→ **STATED PROBLEM**: Pull each line holding "analysis" out of the entries below.

Collected data:
** START **

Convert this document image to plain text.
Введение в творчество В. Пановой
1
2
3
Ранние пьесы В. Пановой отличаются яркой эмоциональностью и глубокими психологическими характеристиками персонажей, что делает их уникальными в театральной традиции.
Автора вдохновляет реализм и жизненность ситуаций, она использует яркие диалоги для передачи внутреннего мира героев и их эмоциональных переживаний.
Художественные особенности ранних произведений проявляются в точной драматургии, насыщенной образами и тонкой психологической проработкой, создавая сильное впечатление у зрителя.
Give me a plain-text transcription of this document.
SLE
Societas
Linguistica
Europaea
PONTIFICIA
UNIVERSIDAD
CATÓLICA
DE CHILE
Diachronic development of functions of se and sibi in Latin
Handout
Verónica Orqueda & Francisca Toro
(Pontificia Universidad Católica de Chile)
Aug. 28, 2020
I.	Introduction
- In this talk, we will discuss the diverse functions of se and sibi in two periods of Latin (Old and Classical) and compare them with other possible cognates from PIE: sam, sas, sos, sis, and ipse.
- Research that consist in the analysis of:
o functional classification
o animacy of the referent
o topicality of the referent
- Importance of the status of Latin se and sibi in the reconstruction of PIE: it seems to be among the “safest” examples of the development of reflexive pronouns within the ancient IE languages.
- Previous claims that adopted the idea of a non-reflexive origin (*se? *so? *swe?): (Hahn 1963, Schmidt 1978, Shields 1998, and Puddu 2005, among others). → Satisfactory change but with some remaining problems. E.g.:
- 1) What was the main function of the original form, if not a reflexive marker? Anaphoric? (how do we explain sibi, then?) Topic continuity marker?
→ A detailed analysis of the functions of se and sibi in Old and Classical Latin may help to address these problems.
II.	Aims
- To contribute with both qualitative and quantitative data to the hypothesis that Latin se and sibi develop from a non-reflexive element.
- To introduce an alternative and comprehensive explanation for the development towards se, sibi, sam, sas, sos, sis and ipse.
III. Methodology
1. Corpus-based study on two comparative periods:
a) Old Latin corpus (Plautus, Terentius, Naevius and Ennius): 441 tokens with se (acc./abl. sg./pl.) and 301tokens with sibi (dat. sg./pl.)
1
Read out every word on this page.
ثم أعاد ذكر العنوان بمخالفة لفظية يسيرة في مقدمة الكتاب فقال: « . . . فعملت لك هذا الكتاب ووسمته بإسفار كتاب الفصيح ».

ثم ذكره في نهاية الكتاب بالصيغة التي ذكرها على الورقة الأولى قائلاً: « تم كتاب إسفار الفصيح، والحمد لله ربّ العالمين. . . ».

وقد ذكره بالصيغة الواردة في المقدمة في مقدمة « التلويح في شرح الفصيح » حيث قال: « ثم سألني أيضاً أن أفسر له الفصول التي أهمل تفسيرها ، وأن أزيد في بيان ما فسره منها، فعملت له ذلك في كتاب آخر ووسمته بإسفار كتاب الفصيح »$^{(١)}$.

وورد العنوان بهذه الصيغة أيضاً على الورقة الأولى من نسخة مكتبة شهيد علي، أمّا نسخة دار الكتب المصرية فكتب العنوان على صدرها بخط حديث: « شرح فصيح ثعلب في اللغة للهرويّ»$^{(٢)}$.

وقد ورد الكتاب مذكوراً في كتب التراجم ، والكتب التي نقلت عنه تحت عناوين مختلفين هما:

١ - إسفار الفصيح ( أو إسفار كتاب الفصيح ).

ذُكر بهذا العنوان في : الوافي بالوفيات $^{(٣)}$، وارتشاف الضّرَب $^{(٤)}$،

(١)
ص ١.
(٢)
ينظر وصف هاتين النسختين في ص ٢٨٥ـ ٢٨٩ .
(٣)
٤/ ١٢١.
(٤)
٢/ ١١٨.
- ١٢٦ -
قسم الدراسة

** END **

→ **REPLY TO THE EXERCISE**:
- Research that consist in the analysis of:
→ A detailed analysis of the functions of se and sibi in Old and Classical Latin may help to address these problems.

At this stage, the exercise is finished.